— START —

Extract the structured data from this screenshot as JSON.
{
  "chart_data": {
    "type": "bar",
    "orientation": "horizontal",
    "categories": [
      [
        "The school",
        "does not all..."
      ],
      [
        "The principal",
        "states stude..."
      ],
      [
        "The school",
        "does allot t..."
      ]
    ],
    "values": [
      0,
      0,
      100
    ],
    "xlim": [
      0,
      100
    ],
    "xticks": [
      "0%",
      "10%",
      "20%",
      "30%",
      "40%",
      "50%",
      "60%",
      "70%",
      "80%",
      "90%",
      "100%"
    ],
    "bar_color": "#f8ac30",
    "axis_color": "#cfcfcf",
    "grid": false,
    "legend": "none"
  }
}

— END —

TO BE DONE:
Transcribe every entry word for word.

RESULT OF THE EXERCISE:
Extract the structured data from this screenshot as JSON.
{
  "chart_data": {
    "type": "bar",
    "orientation": "horizontal",
    "categories": [
      [
        "The school",
        "does not all..."
      ],
      [
        "The principal",
        "states stude..."
      ],
      [
        "The school",
        "does allot t..."
      ]
    ],
    "values": [
      0,
      0,
      100
    ],
    "xlim": [
      0,
      100
    ],
    "xticks": [
      "0%",
      "10%",
      "20%",
      "30%",
      "40%",
      "50%",
      "60%",
      "70%",
      "80%",
      "90%",
      "100%"
    ],
    "bar_color": "#f8ac30",
    "axis_color": "#cfcfcf",
    "grid": false,
    "legend": "none"
  }
}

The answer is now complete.